* RECORD EXTRACTS *
· · · · ·

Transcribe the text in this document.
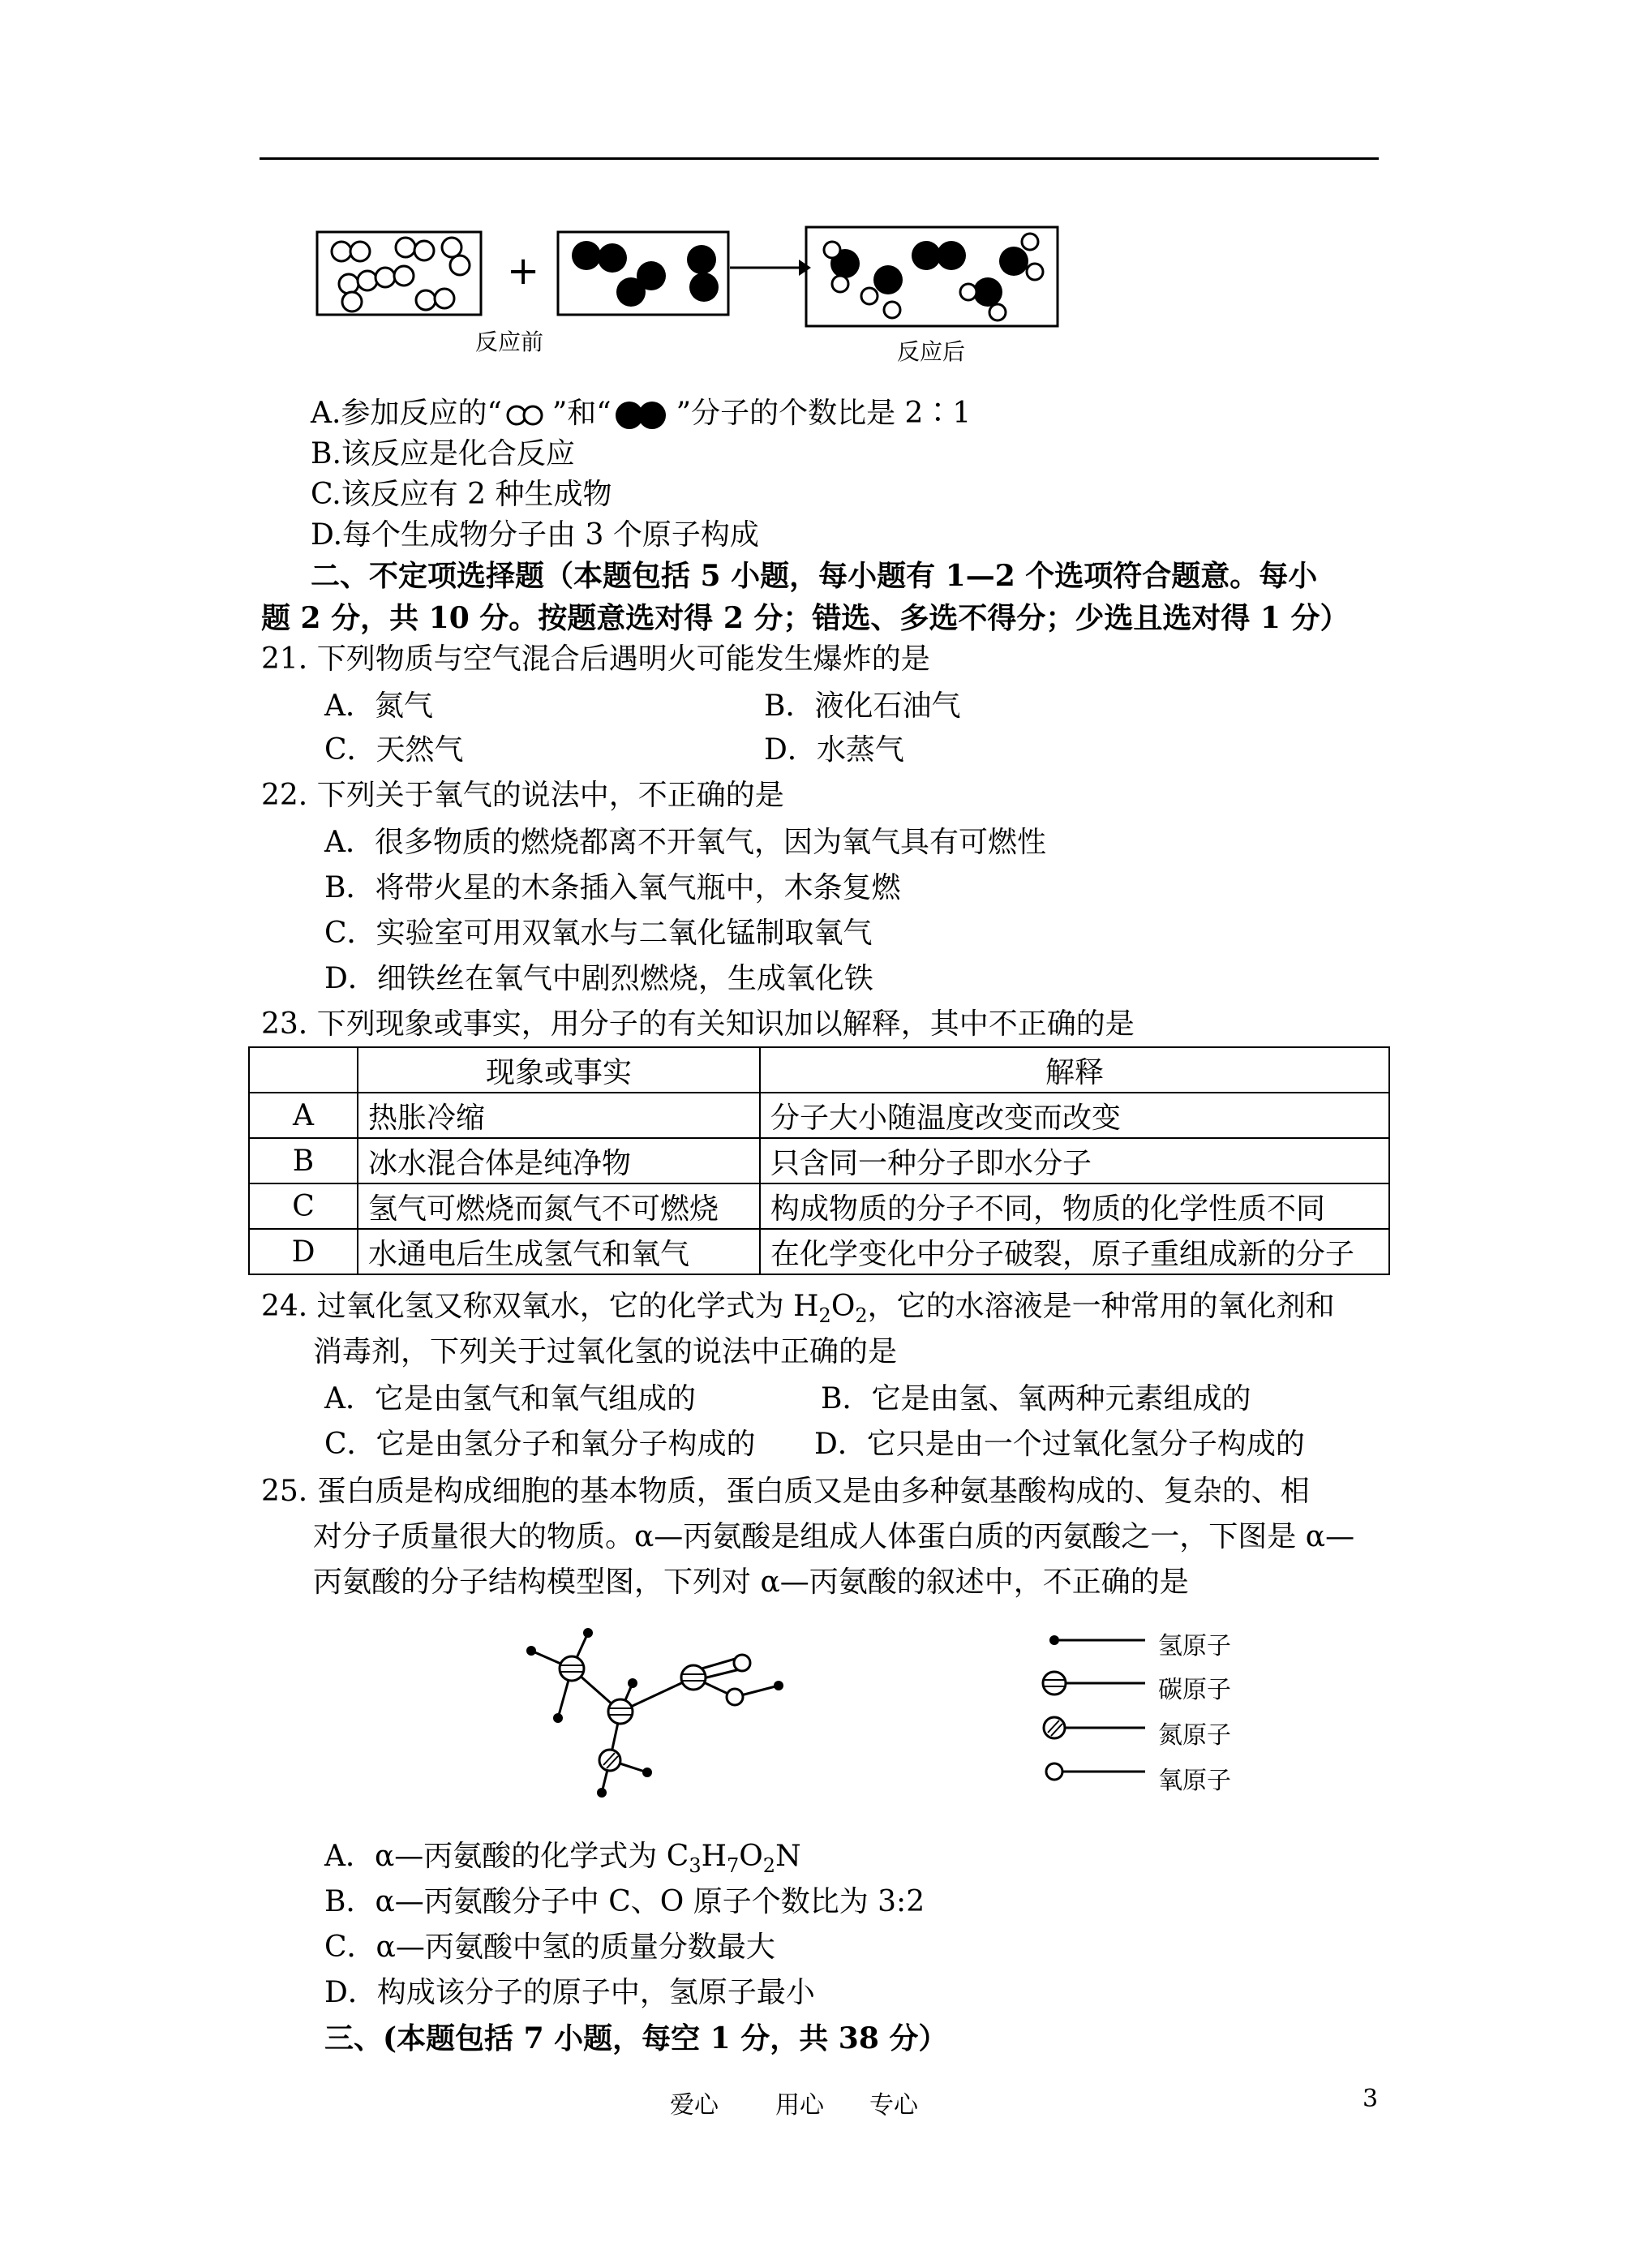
+
反应前	反应后
A.参加反应的“ ”和“ ”分子的个数比是 2∶1
B.该反应是化合反应
C.该反应有 2 种生成物
D.每个生成物分子由 3 个原子构成
二、不定项选择题（本题包括 5 小题，每小题有 1—2 个选项符合题意。每小
题 2 分，共 10 分。按题意选对得 2 分；错选、多选不得分；少选且选对得 1 分）
21. 下列物质与空气混合后遇明火可能发生爆炸的是
A．氮气	B．液化石油气
C．天然气	D．水蒸气
22. 下列关于氧气的说法中，不正确的是
A．很多物质的燃烧都离不开氧气，因为氧气具有可燃性
B．将带火星的木条插入氧气瓶中，木条复燃
C．实验室可用双氧水与二氧化锰制取氧气
D．细铁丝在氧气中剧烈燃烧，生成氧化铁
23. 下列现象或事实，用分子的有关知识加以解释，其中不正确的是
	现象或事实	解释
A	热胀冷缩	分子大小随温度改变而改变
B	冰水混合体是纯净物	只含同一种分子即水分子
C	氢气可燃烧而氮气不可燃烧	构成物质的分子不同，物质的化学性质不同
D	水通电后生成氢气和氧气	在化学变化中分子破裂，原子重组成新的分子
24. 过氧化氢又称双氧水，它的化学式为 $H_2O_2$，它的水溶液是一种常用的氧化剂和
消毒剂，下列关于过氧化氢的说法中正确的是
A．它是由氢气和氧气组成的	B．它是由氢、氧两种元素组成的
C．它是由氢分子和氧分子构成的 D．它只是由一个过氧化氢分子构成的
25. 蛋白质是构成细胞的基本物质，蛋白质又是由多种氨基酸构成的、复杂的、相
对分子质量很大的物质。α—丙氨酸是组成人体蛋白质的丙氨酸之一，下图是 α—
丙氨酸的分子结构模型图，下列对 α—丙氨酸的叙述中，不正确的是
氢原子
碳原子
氮原子
氧原子
A．α—丙氨酸的化学式为 $C_3H_7O_2N$
B．α—丙氨酸分子中 C、O 原子个数比为 3:2
C．α—丙氨酸中氢的质量分数最大
D．构成该分子的原子中，氢原子最小
三、(本题包括 7 小题，每空 1 分，共 38 分）
爱心 用心 专心	3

· · · · ·

* WHAT TO PRODUCE *
The records above are to be reproduced exactly; the pictures are to be left out.

* ANSWER TO THE TASK *
Transcribe the text in this document.
+
反应前	反应后
A.参加反应的“ ”和“ ”分子的个数比是 2∶1
B.该反应是化合反应
C.该反应有 2 种生成物
D.每个生成物分子由 3 个原子构成
二、不定项选择题（本题包括 5 小题，每小题有 1—2 个选项符合题意。每小
题 2 分，共 10 分。按题意选对得 2 分；错选、多选不得分；少选且选对得 1 分）
21. 下列物质与空气混合后遇明火可能发生爆炸的是
A．氮气	B．液化石油气
C．天然气	D．水蒸气
22. 下列关于氧气的说法中，不正确的是
A．很多物质的燃烧都离不开氧气，因为氧气具有可燃性
B．将带火星的木条插入氧气瓶中，木条复燃
C．实验室可用双氧水与二氧化锰制取氧气
D．细铁丝在氧气中剧烈燃烧，生成氧化铁
23. 下列现象或事实，用分子的有关知识加以解释，其中不正确的是
	现象或事实	解释
A	热胀冷缩	分子大小随温度改变而改变
B	冰水混合体是纯净物	只含同一种分子即水分子
C	氢气可燃烧而氮气不可燃烧	构成物质的分子不同，物质的化学性质不同
D	水通电后生成氢气和氧气	在化学变化中分子破裂，原子重组成新的分子
24. 过氧化氢又称双氧水，它的化学式为 $H_2O_2$，它的水溶液是一种常用的氧化剂和
消毒剂，下列关于过氧化氢的说法中正确的是
A．它是由氢气和氧气组成的	B．它是由氢、氧两种元素组成的
C．它是由氢分子和氧分子构成的 D．它只是由一个过氧化氢分子构成的
25. 蛋白质是构成细胞的基本物质，蛋白质又是由多种氨基酸构成的、复杂的、相
对分子质量很大的物质。α—丙氨酸是组成人体蛋白质的丙氨酸之一，下图是 α—
丙氨酸的分子结构模型图，下列对 α—丙氨酸的叙述中，不正确的是
氢原子
碳原子
氮原子
氧原子
A．α—丙氨酸的化学式为 $C_3H_7O_2N$
B．α—丙氨酸分子中 C、O 原子个数比为 3:2
C．α—丙氨酸中氢的质量分数最大
D．构成该分子的原子中，氢原子最小
三、(本题包括 7 小题，每空 1 分，共 38 分）
爱心 用心 专心	3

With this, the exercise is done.